Every line with the word "Municipio" in it should be extracted from the data that follows.

(Excerpt from a dataset)
....

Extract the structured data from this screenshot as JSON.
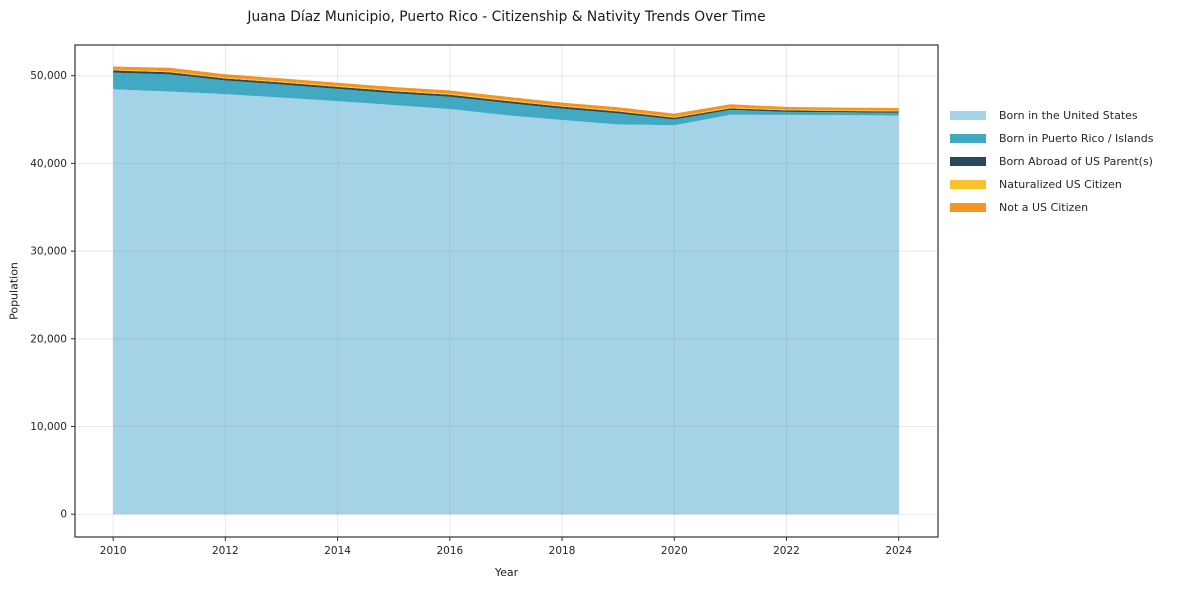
{
  "window": {
    "title": "Juana Díaz Municipio, Puerto Rico - Citizenship & Nativity Trends Over Time"
  },
  "chart_data": {
    "type": "area",
    "stacked": true,
    "title": "Juana Díaz Municipio, Puerto Rico - Citizenship & Nativity Trends Over Time",
    "xlabel": "Year",
    "ylabel": "Population",
    "x": [
      2010,
      2011,
      2012,
      2013,
      2014,
      2015,
      2016,
      2017,
      2018,
      2019,
      2020,
      2021,
      2022,
      2023,
      2024
    ],
    "series": [
      {
        "name": "Born in the United States",
        "color": "#a4d2e7",
        "values": [
          48450,
          48200,
          47900,
          47500,
          47100,
          46650,
          46200,
          45500,
          44950,
          44450,
          44350,
          45550,
          45530,
          45500,
          45450
        ]
      },
      {
        "name": "Born in Puerto Rico / Islands",
        "color": "#41a9c2",
        "values": [
          1900,
          1950,
          1550,
          1500,
          1400,
          1350,
          1400,
          1400,
          1300,
          1250,
          650,
          550,
          350,
          330,
          320
        ]
      },
      {
        "name": "Born Abroad of US Parent(s)",
        "color": "#27495a",
        "values": [
          250,
          240,
          230,
          230,
          230,
          230,
          230,
          230,
          220,
          220,
          200,
          180,
          160,
          150,
          150
        ]
      },
      {
        "name": "Naturalized US Citizen",
        "color": "#fcc22e",
        "values": [
          100,
          110,
          100,
          110,
          110,
          120,
          120,
          120,
          110,
          120,
          120,
          110,
          100,
          100,
          100
        ]
      },
      {
        "name": "Not a US Citizen",
        "color": "#f5941f",
        "values": [
          350,
          400,
          380,
          360,
          360,
          360,
          360,
          360,
          350,
          360,
          350,
          350,
          300,
          280,
          300
        ]
      }
    ],
    "x_ticks": [
      "2010",
      "2012",
      "2014",
      "2016",
      "2018",
      "2020",
      "2022",
      "2024"
    ],
    "x_tick_values": [
      2010,
      2012,
      2014,
      2016,
      2018,
      2020,
      2022,
      2024
    ],
    "y_ticks": [
      "0",
      "10,000",
      "20,000",
      "30,000",
      "40,000",
      "50,000"
    ],
    "y_tick_values": [
      0,
      10000,
      20000,
      30000,
      40000,
      50000
    ],
    "xlim": [
      2009.32,
      2024.7
    ],
    "ylim": [
      -2600,
      53500
    ],
    "grid": true,
    "legend_position": "right",
    "background_color": "#ffffff",
    "spine_color": "#333333",
    "grid_color_rgba": "rgba(130,130,130,0.18)"
  }
}
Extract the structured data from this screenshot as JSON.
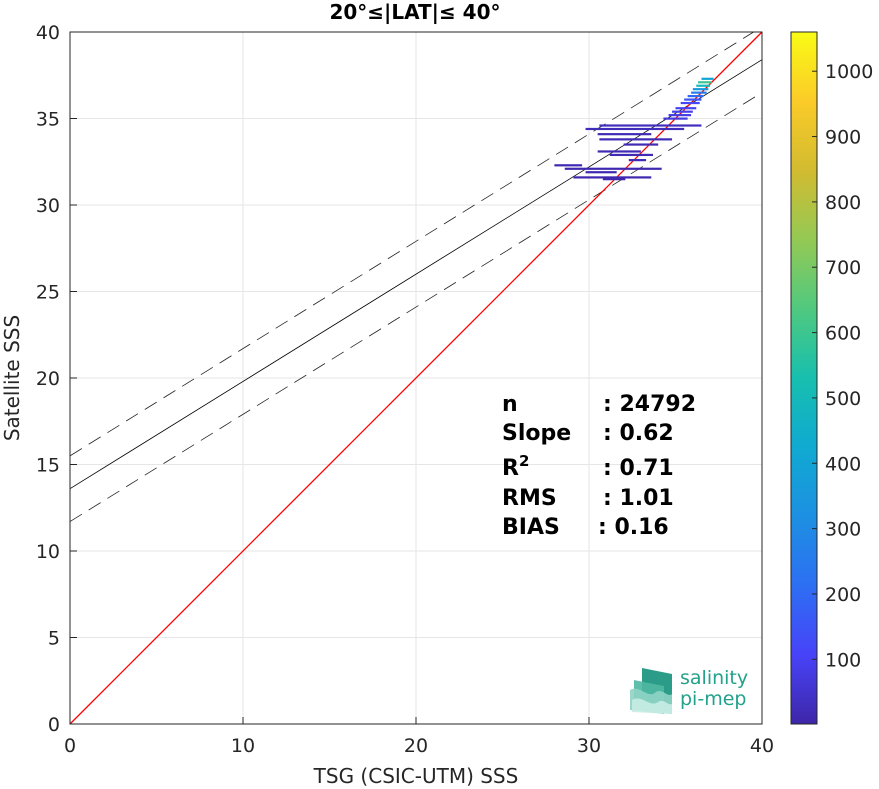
{
  "chart_data": {
    "type": "scatter",
    "title": "20°≤|LAT|≤ 40°",
    "xlabel": "TSG (CSIC-UTM) SSS",
    "ylabel": "Satellite SSS",
    "xlim": [
      0,
      40
    ],
    "ylim": [
      0,
      40
    ],
    "xticks": [
      "0",
      "10",
      "20",
      "30",
      "40"
    ],
    "yticks": [
      "0",
      "5",
      "10",
      "15",
      "20",
      "25",
      "30",
      "35",
      "40"
    ],
    "grid": true,
    "reference_line": {
      "name": "1:1",
      "color": "#ff0000",
      "slope": 1,
      "intercept": 0
    },
    "fit_line": {
      "slope": 0.62,
      "intercept": 13.6,
      "color": "#000000"
    },
    "envelope_lines": [
      {
        "slope": 0.62,
        "intercept": 15.5,
        "style": "dashed"
      },
      {
        "slope": 0.62,
        "intercept": 11.7,
        "style": "dashed"
      }
    ],
    "density_segments": [
      {
        "y": 37.3,
        "x0": 36.5,
        "x1": 37.2,
        "level": 400
      },
      {
        "y": 37.1,
        "x0": 36.3,
        "x1": 37.1,
        "level": 600
      },
      {
        "y": 36.9,
        "x0": 36.2,
        "x1": 37.0,
        "level": 500
      },
      {
        "y": 36.7,
        "x0": 36.0,
        "x1": 36.9,
        "level": 350
      },
      {
        "y": 36.5,
        "x0": 35.9,
        "x1": 36.8,
        "level": 250
      },
      {
        "y": 36.3,
        "x0": 35.7,
        "x1": 36.6,
        "level": 200
      },
      {
        "y": 36.1,
        "x0": 35.5,
        "x1": 36.5,
        "level": 150
      },
      {
        "y": 35.9,
        "x0": 35.3,
        "x1": 36.4,
        "level": 120
      },
      {
        "y": 35.6,
        "x0": 35.0,
        "x1": 36.2,
        "level": 100
      },
      {
        "y": 35.4,
        "x0": 34.8,
        "x1": 36.0,
        "level": 90
      },
      {
        "y": 35.2,
        "x0": 34.6,
        "x1": 35.9,
        "level": 80
      },
      {
        "y": 35.0,
        "x0": 34.3,
        "x1": 35.7,
        "level": 70
      },
      {
        "y": 34.6,
        "x0": 30.6,
        "x1": 36.5,
        "level": 30
      },
      {
        "y": 34.4,
        "x0": 29.8,
        "x1": 35.5,
        "level": 25
      },
      {
        "y": 34.1,
        "x0": 30.5,
        "x1": 33.6,
        "level": 20
      },
      {
        "y": 33.8,
        "x0": 30.6,
        "x1": 34.8,
        "level": 20
      },
      {
        "y": 33.5,
        "x0": 32.0,
        "x1": 34.0,
        "level": 15
      },
      {
        "y": 33.1,
        "x0": 30.5,
        "x1": 33.0,
        "level": 15
      },
      {
        "y": 32.9,
        "x0": 31.2,
        "x1": 33.7,
        "level": 15
      },
      {
        "y": 32.6,
        "x0": 32.3,
        "x1": 33.3,
        "level": 15
      },
      {
        "y": 32.3,
        "x0": 28.0,
        "x1": 29.6,
        "level": 10
      },
      {
        "y": 32.1,
        "x0": 28.6,
        "x1": 34.2,
        "level": 10
      },
      {
        "y": 31.9,
        "x0": 29.8,
        "x1": 31.6,
        "level": 10
      },
      {
        "y": 31.6,
        "x0": 29.1,
        "x1": 33.6,
        "level": 10
      },
      {
        "y": 31.5,
        "x0": 30.8,
        "x1": 32.1,
        "level": 10
      }
    ],
    "colorbar": {
      "ticks": [
        "100",
        "200",
        "300",
        "400",
        "500",
        "600",
        "700",
        "800",
        "900",
        "1000"
      ],
      "min": 1,
      "max": 1060,
      "colormap": [
        "#3e26a8",
        "#4743f8",
        "#2d6ff3",
        "#1d90e2",
        "#10aad1",
        "#17bfae",
        "#50c97f",
        "#94c954",
        "#d2bb30",
        "#fbcb28",
        "#f9fb15"
      ]
    }
  },
  "stats": [
    {
      "label": "n",
      "value": ": 24792"
    },
    {
      "label": "Slope",
      "value": ": 0.62"
    },
    {
      "label": "R",
      "sup": "2",
      "value": ": 0.71"
    },
    {
      "label": "RMS",
      "value": ": 1.01"
    },
    {
      "label": "BIAS",
      "value": ": 0.16"
    }
  ],
  "logo": {
    "line1": "salinity",
    "line2": "pi-mep",
    "color": "#22a28a"
  }
}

....

• **ANSWER TO THE PROBLEM**:
    "title": "Juana Díaz Municipio, Puerto Rico - Citizenship & Nativity Trends Over Time"
    "title": "Juana Díaz Municipio, Puerto Rico - Citizenship & Nativity Trends Over Time",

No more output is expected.